[start RAW DATA]

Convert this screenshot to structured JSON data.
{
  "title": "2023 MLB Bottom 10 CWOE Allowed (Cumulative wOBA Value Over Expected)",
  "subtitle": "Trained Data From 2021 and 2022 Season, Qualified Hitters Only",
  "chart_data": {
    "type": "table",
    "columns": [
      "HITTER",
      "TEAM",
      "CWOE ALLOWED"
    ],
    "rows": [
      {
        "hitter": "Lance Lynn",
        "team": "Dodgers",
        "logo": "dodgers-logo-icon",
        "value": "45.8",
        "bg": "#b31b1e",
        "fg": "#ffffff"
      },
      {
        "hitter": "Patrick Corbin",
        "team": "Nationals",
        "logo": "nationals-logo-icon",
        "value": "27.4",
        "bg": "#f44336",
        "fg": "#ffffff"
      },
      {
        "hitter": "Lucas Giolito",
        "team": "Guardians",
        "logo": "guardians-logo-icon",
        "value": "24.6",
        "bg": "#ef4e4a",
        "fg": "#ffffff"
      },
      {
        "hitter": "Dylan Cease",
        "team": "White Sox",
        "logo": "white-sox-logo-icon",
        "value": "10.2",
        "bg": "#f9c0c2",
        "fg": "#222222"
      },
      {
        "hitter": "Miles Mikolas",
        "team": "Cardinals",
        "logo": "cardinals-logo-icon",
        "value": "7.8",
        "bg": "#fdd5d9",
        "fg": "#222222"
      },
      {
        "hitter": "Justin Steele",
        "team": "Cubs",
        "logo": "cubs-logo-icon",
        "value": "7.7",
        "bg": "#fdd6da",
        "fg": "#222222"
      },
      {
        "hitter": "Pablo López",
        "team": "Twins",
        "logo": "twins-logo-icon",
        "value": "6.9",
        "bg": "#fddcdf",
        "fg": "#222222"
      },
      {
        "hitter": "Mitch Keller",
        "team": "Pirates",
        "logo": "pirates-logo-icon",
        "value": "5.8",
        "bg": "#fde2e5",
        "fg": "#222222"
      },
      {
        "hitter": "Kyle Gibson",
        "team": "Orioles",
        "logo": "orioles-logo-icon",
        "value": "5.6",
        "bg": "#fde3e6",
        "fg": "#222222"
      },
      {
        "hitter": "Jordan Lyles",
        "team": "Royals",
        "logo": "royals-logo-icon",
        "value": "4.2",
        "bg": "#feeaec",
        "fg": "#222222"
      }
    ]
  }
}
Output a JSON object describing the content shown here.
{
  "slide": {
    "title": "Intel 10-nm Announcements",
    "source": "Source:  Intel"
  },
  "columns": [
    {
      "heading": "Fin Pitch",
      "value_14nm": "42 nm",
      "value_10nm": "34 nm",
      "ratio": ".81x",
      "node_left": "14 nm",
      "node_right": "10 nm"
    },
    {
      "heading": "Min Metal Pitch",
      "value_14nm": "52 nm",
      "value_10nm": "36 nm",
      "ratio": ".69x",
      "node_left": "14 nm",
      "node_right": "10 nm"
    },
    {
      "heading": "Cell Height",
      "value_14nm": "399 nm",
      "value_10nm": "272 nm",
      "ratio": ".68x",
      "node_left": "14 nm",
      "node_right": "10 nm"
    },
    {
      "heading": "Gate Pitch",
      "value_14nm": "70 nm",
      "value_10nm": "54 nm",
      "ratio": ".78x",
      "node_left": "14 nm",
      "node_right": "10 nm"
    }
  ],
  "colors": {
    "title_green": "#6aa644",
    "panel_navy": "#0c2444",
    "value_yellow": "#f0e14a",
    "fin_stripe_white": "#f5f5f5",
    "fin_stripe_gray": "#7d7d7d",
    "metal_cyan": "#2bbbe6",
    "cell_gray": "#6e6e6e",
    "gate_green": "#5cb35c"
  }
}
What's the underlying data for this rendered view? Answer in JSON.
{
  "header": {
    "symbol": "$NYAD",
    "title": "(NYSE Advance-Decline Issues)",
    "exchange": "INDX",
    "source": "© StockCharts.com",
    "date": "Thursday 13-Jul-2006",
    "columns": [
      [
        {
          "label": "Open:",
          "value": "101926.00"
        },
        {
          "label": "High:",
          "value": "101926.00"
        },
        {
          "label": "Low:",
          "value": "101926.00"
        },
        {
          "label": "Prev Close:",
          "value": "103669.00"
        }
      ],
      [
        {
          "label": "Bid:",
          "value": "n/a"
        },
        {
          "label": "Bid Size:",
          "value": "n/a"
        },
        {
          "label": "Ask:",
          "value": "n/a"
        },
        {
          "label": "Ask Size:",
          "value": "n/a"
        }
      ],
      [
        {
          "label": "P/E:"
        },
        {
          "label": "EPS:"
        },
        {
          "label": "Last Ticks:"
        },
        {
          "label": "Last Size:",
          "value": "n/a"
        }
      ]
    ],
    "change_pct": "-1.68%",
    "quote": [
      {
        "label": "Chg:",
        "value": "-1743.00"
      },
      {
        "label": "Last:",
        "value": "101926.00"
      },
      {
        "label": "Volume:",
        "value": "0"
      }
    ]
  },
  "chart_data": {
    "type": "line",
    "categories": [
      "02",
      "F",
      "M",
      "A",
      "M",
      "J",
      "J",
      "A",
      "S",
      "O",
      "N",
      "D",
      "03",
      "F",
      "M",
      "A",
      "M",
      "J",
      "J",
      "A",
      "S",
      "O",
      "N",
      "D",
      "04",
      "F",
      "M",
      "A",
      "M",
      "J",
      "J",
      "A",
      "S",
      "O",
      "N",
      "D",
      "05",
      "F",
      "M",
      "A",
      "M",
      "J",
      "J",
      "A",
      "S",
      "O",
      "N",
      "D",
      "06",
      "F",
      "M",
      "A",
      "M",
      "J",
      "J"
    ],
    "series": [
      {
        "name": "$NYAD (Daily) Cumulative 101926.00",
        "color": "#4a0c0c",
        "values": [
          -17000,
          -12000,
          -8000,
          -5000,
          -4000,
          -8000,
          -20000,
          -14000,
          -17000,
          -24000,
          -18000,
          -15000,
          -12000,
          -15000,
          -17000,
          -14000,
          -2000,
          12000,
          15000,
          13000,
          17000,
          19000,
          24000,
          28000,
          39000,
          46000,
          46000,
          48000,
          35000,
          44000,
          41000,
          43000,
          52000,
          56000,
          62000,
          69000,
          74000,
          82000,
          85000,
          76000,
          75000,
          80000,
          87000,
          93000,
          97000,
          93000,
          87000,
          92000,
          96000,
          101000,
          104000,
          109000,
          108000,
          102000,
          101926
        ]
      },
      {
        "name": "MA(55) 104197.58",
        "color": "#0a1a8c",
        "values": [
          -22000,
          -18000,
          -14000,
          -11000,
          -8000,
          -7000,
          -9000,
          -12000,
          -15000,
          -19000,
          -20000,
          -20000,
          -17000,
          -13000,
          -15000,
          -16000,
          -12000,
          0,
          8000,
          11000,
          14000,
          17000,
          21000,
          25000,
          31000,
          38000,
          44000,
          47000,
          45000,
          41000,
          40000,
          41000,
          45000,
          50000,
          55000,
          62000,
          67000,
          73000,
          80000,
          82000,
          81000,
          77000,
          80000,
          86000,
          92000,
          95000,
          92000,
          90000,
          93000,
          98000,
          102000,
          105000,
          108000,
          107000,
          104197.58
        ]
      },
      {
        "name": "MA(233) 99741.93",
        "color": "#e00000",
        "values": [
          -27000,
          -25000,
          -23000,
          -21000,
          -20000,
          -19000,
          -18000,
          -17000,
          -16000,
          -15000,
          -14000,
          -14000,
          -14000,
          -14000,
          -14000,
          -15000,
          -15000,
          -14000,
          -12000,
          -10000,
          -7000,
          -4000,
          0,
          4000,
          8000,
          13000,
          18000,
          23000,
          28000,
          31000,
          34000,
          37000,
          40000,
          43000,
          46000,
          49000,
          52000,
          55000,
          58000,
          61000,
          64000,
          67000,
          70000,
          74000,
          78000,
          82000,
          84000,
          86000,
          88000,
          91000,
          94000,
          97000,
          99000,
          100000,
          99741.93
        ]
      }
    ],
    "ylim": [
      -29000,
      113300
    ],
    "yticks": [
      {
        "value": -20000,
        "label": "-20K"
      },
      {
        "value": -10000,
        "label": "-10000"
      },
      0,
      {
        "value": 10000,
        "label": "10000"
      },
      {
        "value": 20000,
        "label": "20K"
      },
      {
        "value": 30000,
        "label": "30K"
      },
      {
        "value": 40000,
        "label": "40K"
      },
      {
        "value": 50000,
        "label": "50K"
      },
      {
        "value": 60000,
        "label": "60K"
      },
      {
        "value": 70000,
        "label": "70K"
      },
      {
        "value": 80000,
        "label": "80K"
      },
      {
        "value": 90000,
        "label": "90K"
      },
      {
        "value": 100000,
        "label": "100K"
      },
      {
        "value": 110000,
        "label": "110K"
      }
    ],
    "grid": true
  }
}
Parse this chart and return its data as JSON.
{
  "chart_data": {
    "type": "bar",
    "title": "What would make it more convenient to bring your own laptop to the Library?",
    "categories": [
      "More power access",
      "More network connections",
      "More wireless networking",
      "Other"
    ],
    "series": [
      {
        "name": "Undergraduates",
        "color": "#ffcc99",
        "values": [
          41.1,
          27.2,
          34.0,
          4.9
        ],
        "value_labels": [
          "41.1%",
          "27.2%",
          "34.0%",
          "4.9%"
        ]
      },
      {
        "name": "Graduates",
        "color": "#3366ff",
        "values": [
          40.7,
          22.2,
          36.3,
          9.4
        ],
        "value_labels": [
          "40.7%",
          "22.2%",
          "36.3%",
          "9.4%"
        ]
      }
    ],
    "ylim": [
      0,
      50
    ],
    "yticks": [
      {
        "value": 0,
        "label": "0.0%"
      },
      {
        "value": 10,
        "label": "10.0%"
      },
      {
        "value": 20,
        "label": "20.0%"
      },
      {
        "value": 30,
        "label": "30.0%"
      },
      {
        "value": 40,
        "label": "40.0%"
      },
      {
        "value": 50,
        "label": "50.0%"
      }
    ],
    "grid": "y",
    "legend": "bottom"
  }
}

[end RAW DATA]

■ **TASK TO CARRY OUT**
Search the data for "name" and list every line in which it occurs.

■ **TASK RESPONSE**
        "name": "$NYAD (Daily) Cumulative 101926.00",
        "name": "MA(55) 104197.58",
        "name": "MA(233) 99741.93",
        "name": "Undergraduates",
        "name": "Graduates",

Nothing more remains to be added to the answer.